▶ _What you should do_: Write out each line from the data below that includes the word "true".

▶ _Data for this task_:
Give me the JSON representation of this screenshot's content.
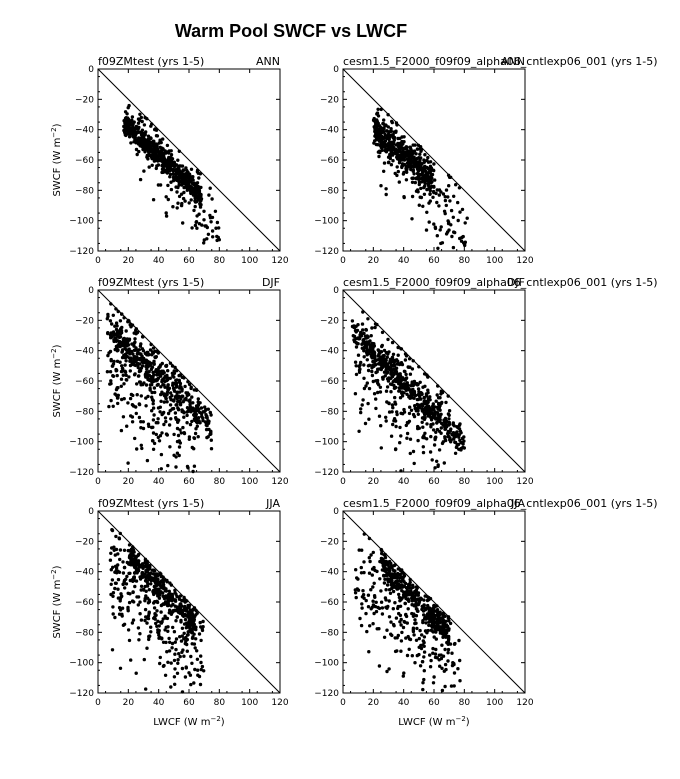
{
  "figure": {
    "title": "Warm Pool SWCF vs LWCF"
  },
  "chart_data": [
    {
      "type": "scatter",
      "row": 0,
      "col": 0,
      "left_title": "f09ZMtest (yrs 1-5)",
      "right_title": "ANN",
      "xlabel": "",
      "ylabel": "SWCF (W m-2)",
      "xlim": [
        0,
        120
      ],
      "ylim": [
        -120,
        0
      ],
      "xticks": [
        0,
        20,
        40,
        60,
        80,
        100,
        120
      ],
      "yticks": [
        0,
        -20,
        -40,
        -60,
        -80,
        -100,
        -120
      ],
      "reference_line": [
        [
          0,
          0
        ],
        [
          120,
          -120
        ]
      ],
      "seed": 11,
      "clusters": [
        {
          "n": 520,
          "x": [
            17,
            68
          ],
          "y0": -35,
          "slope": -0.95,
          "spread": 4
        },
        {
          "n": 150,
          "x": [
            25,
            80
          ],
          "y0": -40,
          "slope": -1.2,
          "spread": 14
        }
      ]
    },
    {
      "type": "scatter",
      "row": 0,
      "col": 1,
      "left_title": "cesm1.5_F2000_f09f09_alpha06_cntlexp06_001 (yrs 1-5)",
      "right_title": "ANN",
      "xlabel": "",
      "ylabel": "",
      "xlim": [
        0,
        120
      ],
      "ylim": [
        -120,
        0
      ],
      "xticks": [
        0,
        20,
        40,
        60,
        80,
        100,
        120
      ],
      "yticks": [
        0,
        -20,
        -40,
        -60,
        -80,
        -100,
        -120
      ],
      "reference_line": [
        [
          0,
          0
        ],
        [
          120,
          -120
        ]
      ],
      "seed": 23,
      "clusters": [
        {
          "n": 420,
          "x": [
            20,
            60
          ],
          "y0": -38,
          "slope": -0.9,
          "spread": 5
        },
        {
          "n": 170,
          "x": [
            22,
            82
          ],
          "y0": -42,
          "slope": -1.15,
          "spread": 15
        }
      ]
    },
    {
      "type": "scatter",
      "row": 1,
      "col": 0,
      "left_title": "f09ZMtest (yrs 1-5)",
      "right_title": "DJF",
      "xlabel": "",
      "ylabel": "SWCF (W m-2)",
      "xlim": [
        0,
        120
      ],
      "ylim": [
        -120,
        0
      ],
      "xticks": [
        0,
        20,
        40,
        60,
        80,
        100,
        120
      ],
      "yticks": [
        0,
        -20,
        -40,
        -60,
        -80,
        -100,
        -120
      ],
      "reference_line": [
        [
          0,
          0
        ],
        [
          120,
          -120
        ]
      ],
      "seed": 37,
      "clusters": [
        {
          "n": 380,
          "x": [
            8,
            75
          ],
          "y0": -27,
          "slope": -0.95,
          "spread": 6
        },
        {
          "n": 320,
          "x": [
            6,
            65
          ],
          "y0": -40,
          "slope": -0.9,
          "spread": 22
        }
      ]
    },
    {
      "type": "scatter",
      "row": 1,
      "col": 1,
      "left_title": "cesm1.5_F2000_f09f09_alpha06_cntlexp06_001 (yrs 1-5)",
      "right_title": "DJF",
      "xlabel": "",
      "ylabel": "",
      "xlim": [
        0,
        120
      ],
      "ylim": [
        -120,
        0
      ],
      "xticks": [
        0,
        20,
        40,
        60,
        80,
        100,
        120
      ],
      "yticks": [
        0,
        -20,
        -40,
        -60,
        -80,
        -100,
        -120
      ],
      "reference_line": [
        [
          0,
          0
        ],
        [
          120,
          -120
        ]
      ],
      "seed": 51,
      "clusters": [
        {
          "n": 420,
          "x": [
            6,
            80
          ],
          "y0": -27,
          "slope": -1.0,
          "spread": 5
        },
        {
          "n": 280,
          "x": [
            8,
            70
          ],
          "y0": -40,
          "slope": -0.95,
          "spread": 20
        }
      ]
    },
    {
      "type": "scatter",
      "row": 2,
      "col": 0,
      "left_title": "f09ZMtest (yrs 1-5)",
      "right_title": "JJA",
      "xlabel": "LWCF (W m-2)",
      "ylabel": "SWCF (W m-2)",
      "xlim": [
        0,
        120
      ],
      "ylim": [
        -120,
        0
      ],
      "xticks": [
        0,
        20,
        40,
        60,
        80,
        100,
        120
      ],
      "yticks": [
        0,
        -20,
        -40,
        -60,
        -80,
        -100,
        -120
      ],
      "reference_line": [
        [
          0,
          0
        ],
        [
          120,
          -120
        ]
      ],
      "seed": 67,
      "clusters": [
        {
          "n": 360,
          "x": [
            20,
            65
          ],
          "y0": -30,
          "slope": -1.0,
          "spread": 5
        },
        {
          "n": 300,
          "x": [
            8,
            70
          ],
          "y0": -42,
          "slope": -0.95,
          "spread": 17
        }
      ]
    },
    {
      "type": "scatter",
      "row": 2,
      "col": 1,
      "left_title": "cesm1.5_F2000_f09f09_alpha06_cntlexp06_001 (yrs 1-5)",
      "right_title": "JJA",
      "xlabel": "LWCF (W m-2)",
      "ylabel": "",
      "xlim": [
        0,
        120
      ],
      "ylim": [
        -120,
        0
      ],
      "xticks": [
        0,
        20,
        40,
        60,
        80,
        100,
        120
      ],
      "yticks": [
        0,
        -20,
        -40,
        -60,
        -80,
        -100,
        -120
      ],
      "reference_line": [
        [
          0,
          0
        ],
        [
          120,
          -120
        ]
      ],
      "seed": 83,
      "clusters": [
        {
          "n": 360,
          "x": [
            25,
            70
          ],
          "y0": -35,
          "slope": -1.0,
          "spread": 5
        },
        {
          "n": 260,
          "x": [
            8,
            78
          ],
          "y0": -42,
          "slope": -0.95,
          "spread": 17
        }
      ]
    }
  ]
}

* * *

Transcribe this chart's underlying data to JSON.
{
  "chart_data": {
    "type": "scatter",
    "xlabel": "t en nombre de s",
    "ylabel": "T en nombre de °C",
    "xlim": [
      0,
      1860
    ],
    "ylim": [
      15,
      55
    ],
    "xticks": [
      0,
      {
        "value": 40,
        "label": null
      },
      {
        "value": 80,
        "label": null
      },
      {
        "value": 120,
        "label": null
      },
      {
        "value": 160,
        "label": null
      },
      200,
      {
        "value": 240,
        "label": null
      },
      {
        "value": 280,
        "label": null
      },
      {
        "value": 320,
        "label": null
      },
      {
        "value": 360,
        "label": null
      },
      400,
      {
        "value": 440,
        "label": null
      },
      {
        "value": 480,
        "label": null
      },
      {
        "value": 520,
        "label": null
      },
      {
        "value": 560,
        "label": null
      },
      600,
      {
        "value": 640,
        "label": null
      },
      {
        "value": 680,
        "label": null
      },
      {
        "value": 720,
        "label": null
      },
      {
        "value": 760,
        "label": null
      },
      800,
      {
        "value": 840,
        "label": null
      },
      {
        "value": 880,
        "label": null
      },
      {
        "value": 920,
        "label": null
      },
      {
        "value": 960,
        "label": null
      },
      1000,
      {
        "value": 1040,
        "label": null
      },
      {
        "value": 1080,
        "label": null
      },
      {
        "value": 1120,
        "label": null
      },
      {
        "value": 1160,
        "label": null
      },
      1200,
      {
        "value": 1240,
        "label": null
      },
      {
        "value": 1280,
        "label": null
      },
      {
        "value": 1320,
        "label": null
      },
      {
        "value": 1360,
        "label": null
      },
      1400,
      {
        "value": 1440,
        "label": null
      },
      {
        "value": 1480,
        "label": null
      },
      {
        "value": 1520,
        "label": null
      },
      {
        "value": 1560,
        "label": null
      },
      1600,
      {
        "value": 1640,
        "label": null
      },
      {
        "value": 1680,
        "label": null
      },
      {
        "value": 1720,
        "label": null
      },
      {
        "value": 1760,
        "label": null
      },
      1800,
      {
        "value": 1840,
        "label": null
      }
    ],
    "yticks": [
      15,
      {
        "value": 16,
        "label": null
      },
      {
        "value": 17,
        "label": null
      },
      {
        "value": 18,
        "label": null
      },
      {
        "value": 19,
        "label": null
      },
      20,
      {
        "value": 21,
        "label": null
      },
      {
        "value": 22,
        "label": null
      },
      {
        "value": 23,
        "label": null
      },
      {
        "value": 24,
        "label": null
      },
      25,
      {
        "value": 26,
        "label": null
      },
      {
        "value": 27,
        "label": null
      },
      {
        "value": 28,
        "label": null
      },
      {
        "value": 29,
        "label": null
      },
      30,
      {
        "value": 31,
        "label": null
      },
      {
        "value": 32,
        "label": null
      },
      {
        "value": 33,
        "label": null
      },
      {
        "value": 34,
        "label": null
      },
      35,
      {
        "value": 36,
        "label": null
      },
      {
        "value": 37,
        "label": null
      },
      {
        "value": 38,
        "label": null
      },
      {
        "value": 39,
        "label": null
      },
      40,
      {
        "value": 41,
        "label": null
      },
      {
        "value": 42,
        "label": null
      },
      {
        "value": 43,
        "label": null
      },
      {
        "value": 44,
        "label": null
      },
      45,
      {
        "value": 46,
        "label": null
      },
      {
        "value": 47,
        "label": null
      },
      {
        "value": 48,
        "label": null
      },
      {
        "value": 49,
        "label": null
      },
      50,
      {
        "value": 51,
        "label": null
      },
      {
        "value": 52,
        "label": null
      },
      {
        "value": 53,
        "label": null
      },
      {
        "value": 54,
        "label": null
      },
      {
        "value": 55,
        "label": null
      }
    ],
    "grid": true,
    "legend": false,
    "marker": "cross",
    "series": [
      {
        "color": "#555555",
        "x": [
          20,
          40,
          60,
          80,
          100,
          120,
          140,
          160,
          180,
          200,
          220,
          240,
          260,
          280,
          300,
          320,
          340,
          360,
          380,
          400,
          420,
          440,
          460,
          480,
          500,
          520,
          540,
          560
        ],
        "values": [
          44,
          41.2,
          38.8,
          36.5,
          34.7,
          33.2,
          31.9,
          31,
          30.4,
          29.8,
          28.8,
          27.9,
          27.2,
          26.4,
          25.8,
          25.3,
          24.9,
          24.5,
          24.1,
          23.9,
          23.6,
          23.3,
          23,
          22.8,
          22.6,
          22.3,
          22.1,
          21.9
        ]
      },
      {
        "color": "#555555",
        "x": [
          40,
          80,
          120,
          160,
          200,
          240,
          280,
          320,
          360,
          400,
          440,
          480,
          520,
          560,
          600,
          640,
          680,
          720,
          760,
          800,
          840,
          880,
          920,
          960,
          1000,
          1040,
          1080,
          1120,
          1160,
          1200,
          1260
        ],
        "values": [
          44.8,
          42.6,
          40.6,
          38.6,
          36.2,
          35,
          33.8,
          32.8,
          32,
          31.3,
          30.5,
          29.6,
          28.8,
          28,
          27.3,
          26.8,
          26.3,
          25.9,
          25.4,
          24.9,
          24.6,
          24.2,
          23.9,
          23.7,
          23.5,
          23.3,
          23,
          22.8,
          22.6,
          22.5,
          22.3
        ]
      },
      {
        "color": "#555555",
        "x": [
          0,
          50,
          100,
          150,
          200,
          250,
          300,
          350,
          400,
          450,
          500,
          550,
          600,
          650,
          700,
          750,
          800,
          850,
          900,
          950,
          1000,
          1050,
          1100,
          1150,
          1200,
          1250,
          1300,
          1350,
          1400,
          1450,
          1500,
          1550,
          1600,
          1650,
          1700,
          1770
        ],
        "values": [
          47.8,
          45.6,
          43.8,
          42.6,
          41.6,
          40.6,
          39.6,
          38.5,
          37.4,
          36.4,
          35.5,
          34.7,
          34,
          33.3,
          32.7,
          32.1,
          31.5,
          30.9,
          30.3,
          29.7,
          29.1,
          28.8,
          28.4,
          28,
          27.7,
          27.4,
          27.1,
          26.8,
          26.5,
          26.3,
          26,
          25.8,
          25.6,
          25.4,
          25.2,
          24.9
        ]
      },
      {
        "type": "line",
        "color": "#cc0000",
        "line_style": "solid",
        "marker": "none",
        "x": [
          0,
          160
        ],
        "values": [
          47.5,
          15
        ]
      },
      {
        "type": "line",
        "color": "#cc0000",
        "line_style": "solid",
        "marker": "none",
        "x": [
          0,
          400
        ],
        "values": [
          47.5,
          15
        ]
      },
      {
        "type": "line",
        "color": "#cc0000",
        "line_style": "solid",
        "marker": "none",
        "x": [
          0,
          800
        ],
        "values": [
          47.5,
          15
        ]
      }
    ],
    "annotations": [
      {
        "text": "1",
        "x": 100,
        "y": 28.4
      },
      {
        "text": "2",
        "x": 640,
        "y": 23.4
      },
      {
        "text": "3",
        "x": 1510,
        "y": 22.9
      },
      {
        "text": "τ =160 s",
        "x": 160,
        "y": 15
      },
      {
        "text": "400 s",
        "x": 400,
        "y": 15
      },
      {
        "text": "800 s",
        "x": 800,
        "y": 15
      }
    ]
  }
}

...

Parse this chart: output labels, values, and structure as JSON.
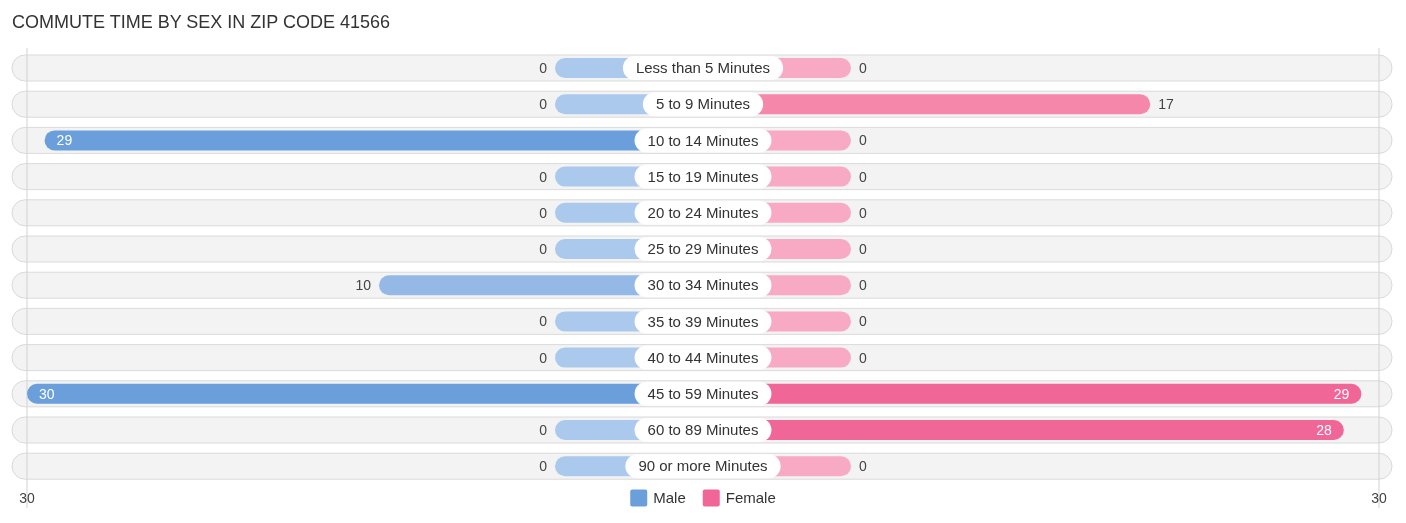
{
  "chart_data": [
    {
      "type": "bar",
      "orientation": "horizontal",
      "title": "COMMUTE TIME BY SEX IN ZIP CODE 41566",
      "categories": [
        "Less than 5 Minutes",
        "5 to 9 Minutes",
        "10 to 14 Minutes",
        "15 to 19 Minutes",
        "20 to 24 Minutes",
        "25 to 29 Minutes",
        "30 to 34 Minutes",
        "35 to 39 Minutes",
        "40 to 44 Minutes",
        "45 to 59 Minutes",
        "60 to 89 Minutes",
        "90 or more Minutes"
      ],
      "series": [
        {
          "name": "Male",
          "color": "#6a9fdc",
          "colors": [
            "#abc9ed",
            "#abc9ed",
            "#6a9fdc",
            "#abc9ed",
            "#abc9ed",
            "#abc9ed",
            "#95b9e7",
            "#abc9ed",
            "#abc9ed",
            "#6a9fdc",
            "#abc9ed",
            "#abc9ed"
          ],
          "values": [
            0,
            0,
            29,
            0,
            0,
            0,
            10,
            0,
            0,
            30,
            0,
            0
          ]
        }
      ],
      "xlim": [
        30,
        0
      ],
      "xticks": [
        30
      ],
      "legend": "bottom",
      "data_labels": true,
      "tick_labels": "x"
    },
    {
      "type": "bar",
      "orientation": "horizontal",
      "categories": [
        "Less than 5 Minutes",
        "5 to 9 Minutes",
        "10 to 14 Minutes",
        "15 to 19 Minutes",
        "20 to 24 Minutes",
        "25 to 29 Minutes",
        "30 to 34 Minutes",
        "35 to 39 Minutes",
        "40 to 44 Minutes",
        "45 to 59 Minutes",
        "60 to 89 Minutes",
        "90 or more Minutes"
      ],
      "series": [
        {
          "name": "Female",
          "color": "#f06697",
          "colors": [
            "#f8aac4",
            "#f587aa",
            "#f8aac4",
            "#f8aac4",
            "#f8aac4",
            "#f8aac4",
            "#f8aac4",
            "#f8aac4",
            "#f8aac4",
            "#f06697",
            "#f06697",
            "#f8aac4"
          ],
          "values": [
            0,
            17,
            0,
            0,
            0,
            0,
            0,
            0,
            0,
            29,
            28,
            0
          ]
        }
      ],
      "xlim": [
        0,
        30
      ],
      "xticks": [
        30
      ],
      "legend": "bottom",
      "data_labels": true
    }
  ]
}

▶ _Result for this task_:
    "grid": true,
      "data_labels": true,
      "data_labels": true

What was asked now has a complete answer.